======== EXERCISE INPUTS ========

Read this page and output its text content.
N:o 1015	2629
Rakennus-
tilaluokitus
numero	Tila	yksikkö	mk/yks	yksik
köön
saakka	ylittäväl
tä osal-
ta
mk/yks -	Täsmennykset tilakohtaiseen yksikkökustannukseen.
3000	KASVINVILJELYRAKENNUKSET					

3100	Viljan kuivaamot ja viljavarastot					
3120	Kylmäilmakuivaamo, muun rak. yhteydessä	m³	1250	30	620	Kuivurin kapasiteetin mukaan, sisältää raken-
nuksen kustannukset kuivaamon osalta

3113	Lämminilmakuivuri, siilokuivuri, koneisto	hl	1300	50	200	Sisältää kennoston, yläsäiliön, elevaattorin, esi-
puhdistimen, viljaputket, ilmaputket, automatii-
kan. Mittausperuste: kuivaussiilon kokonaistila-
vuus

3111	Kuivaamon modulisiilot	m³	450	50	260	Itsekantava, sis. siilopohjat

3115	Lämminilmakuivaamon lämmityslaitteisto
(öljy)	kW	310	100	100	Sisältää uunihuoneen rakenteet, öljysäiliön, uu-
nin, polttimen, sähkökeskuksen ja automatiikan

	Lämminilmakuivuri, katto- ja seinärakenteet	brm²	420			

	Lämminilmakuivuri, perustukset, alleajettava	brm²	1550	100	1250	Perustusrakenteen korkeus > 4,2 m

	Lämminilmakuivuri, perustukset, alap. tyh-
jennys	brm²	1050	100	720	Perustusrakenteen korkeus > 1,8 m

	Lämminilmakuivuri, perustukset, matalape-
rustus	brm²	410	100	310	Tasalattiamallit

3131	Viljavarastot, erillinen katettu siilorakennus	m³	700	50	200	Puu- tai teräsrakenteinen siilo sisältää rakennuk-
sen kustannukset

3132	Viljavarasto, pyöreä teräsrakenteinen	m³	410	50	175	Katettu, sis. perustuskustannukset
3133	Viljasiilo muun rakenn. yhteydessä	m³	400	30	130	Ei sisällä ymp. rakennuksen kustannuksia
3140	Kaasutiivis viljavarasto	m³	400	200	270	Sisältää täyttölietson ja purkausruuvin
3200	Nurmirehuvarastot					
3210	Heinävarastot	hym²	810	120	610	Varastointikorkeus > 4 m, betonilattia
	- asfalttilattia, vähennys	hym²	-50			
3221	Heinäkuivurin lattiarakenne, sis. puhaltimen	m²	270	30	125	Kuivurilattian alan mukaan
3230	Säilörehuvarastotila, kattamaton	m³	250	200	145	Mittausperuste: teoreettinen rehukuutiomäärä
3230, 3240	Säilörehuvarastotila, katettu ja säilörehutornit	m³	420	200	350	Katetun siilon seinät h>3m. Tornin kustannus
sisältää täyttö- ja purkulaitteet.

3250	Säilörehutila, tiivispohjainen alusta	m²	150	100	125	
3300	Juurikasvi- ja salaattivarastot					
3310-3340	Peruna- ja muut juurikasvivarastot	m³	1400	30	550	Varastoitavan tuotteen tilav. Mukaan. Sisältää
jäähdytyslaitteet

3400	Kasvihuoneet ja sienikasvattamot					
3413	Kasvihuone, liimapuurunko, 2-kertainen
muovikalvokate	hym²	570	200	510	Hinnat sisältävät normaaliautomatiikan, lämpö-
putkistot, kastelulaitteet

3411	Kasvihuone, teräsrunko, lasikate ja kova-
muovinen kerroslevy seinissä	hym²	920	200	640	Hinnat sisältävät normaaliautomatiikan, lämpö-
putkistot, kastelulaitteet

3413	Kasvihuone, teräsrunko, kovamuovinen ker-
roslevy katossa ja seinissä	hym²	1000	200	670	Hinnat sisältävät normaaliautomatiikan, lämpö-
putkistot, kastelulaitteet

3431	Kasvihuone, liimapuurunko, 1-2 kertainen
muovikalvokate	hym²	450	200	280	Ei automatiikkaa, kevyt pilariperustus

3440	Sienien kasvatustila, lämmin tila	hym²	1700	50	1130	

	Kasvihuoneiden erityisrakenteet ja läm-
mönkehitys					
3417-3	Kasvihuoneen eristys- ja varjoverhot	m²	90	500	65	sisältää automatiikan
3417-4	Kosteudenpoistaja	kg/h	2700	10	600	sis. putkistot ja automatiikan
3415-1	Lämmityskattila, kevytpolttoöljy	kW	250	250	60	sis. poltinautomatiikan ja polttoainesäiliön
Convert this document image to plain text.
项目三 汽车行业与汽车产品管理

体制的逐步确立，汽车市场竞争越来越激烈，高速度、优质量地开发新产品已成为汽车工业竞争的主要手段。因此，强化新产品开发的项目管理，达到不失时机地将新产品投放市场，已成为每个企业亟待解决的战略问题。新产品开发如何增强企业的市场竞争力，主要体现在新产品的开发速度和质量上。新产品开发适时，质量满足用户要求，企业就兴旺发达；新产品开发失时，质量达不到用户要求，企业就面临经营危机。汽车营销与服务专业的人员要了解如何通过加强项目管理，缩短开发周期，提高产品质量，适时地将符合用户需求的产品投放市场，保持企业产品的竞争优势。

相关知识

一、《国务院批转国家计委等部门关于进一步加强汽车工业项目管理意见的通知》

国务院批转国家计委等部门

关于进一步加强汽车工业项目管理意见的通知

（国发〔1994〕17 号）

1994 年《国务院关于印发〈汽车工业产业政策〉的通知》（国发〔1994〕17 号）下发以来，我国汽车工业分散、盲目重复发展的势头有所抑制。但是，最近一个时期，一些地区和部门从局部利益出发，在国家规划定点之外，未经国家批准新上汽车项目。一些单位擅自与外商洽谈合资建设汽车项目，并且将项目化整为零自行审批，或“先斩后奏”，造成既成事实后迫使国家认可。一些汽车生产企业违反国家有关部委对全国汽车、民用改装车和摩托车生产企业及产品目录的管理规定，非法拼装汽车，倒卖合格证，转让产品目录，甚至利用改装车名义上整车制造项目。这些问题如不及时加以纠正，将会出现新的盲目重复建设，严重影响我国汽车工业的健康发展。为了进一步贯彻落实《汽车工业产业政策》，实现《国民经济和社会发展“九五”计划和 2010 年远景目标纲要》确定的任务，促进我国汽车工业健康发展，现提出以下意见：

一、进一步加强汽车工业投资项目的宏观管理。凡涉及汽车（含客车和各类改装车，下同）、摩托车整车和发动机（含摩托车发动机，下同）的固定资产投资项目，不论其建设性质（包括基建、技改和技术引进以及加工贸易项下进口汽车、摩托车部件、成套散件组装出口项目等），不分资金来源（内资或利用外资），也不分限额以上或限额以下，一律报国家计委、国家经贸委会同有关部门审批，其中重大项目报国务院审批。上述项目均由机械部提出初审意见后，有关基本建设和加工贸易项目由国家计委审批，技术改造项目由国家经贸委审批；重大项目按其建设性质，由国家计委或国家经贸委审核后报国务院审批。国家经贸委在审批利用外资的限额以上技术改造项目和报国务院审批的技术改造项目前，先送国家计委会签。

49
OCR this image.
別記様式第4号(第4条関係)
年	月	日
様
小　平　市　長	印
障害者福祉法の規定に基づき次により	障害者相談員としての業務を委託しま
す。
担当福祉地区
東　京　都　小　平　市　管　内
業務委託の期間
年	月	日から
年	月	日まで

========

* **EXERCISE**
Repeat the entries above exactly, leaving nothing out.

* **ANSWER TO THE EXERCISE**
Read this page and output its text content.
N:o 1015	2629
Rakennus-
tilaluokitus
numero	Tila	yksikkö	mk/yks	yksik
köön
saakka	ylittäväl
tä osal-
ta
mk/yks -	Täsmennykset tilakohtaiseen yksikkökustannukseen.
3000	KASVINVILJELYRAKENNUKSET					

3100	Viljan kuivaamot ja viljavarastot					
3120	Kylmäilmakuivaamo, muun rak. yhteydessä	m³	1250	30	620	Kuivurin kapasiteetin mukaan, sisältää raken-
nuksen kustannukset kuivaamon osalta

3113	Lämminilmakuivuri, siilokuivuri, koneisto	hl	1300	50	200	Sisältää kennoston, yläsäiliön, elevaattorin, esi-
puhdistimen, viljaputket, ilmaputket, automatii-
kan. Mittausperuste: kuivaussiilon kokonaistila-
vuus

3111	Kuivaamon modulisiilot	m³	450	50	260	Itsekantava, sis. siilopohjat

3115	Lämminilmakuivaamon lämmityslaitteisto
(öljy)	kW	310	100	100	Sisältää uunihuoneen rakenteet, öljysäiliön, uu-
nin, polttimen, sähkökeskuksen ja automatiikan

	Lämminilmakuivuri, katto- ja seinärakenteet	brm²	420			

	Lämminilmakuivuri, perustukset, alleajettava	brm²	1550	100	1250	Perustusrakenteen korkeus > 4,2 m

	Lämminilmakuivuri, perustukset, alap. tyh-
jennys	brm²	1050	100	720	Perustusrakenteen korkeus > 1,8 m

	Lämminilmakuivuri, perustukset, matalape-
rustus	brm²	410	100	310	Tasalattiamallit

3131	Viljavarastot, erillinen katettu siilorakennus	m³	700	50	200	Puu- tai teräsrakenteinen siilo sisältää rakennuk-
sen kustannukset

3132	Viljavarasto, pyöreä teräsrakenteinen	m³	410	50	175	Katettu, sis. perustuskustannukset
3133	Viljasiilo muun rakenn. yhteydessä	m³	400	30	130	Ei sisällä ymp. rakennuksen kustannuksia
3140	Kaasutiivis viljavarasto	m³	400	200	270	Sisältää täyttölietson ja purkausruuvin
3200	Nurmirehuvarastot					
3210	Heinävarastot	hym²	810	120	610	Varastointikorkeus > 4 m, betonilattia
	- asfalttilattia, vähennys	hym²	-50			
3221	Heinäkuivurin lattiarakenne, sis. puhaltimen	m²	270	30	125	Kuivurilattian alan mukaan
3230	Säilörehuvarastotila, kattamaton	m³	250	200	145	Mittausperuste: teoreettinen rehukuutiomäärä
3230, 3240	Säilörehuvarastotila, katettu ja säilörehutornit	m³	420	200	350	Katetun siilon seinät h>3m. Tornin kustannus
sisältää täyttö- ja purkulaitteet.

3250	Säilörehutila, tiivispohjainen alusta	m²	150	100	125	
3300	Juurikasvi- ja salaattivarastot					
3310-3340	Peruna- ja muut juurikasvivarastot	m³	1400	30	550	Varastoitavan tuotteen tilav. Mukaan. Sisältää
jäähdytyslaitteet

3400	Kasvihuoneet ja sienikasvattamot					
3413	Kasvihuone, liimapuurunko, 2-kertainen
muovikalvokate	hym²	570	200	510	Hinnat sisältävät normaaliautomatiikan, lämpö-
putkistot, kastelulaitteet

3411	Kasvihuone, teräsrunko, lasikate ja kova-
muovinen kerroslevy seinissä	hym²	920	200	640	Hinnat sisältävät normaaliautomatiikan, lämpö-
putkistot, kastelulaitteet

3413	Kasvihuone, teräsrunko, kovamuovinen ker-
roslevy katossa ja seinissä	hym²	1000	200	670	Hinnat sisältävät normaaliautomatiikan, lämpö-
putkistot, kastelulaitteet

3431	Kasvihuone, liimapuurunko, 1-2 kertainen
muovikalvokate	hym²	450	200	280	Ei automatiikkaa, kevyt pilariperustus

3440	Sienien kasvatustila, lämmin tila	hym²	1700	50	1130	

	Kasvihuoneiden erityisrakenteet ja läm-
mönkehitys					
3417-3	Kasvihuoneen eristys- ja varjoverhot	m²	90	500	65	sisältää automatiikan
3417-4	Kosteudenpoistaja	kg/h	2700	10	600	sis. putkistot ja automatiikan
3415-1	Lämmityskattila, kevytpolttoöljy	kW	250	250	60	sis. poltinautomatiikan ja polttoainesäiliön
Convert this document image to plain text.
项目三 汽车行业与汽车产品管理

体制的逐步确立，汽车市场竞争越来越激烈，高速度、优质量地开发新产品已成为汽车工业竞争的主要手段。因此，强化新产品开发的项目管理，达到不失时机地将新产品投放市场，已成为每个企业亟待解决的战略问题。新产品开发如何增强企业的市场竞争力，主要体现在新产品的开发速度和质量上。新产品开发适时，质量满足用户要求，企业就兴旺发达；新产品开发失时，质量达不到用户要求，企业就面临经营危机。汽车营销与服务专业的人员要了解如何通过加强项目管理，缩短开发周期，提高产品质量，适时地将符合用户需求的产品投放市场，保持企业产品的竞争优势。

相关知识

一、《国务院批转国家计委等部门关于进一步加强汽车工业项目管理意见的通知》

国务院批转国家计委等部门

关于进一步加强汽车工业项目管理意见的通知

（国发〔1994〕17 号）

1994 年《国务院关于印发〈汽车工业产业政策〉的通知》（国发〔1994〕17 号）下发以来，我国汽车工业分散、盲目重复发展的势头有所抑制。但是，最近一个时期，一些地区和部门从局部利益出发，在国家规划定点之外，未经国家批准新上汽车项目。一些单位擅自与外商洽谈合资建设汽车项目，并且将项目化整为零自行审批，或“先斩后奏”，造成既成事实后迫使国家认可。一些汽车生产企业违反国家有关部委对全国汽车、民用改装车和摩托车生产企业及产品目录的管理规定，非法拼装汽车，倒卖合格证，转让产品目录，甚至利用改装车名义上整车制造项目。这些问题如不及时加以纠正，将会出现新的盲目重复建设，严重影响我国汽车工业的健康发展。为了进一步贯彻落实《汽车工业产业政策》，实现《国民经济和社会发展“九五”计划和 2010 年远景目标纲要》确定的任务，促进我国汽车工业健康发展，现提出以下意见：

一、进一步加强汽车工业投资项目的宏观管理。凡涉及汽车（含客车和各类改装车，下同）、摩托车整车和发动机（含摩托车发动机，下同）的固定资产投资项目，不论其建设性质（包括基建、技改和技术引进以及加工贸易项下进口汽车、摩托车部件、成套散件组装出口项目等），不分资金来源（内资或利用外资），也不分限额以上或限额以下，一律报国家计委、国家经贸委会同有关部门审批，其中重大项目报国务院审批。上述项目均由机械部提出初审意见后，有关基本建设和加工贸易项目由国家计委审批，技术改造项目由国家经贸委审批；重大项目按其建设性质，由国家计委或国家经贸委审核后报国务院审批。国家经贸委在审批利用外资的限额以上技术改造项目和报国务院审批的技术改造项目前，先送国家计委会签。

49
OCR this image.
別記様式第4号(第4条関係)
年	月	日
様
小　平　市　長	印
障害者福祉法の規定に基づき次により	障害者相談員としての業務を委託しま
す。
担当福祉地区
東　京　都　小　平　市　管　内
業務委託の期間
年	月	日から
年	月	日まで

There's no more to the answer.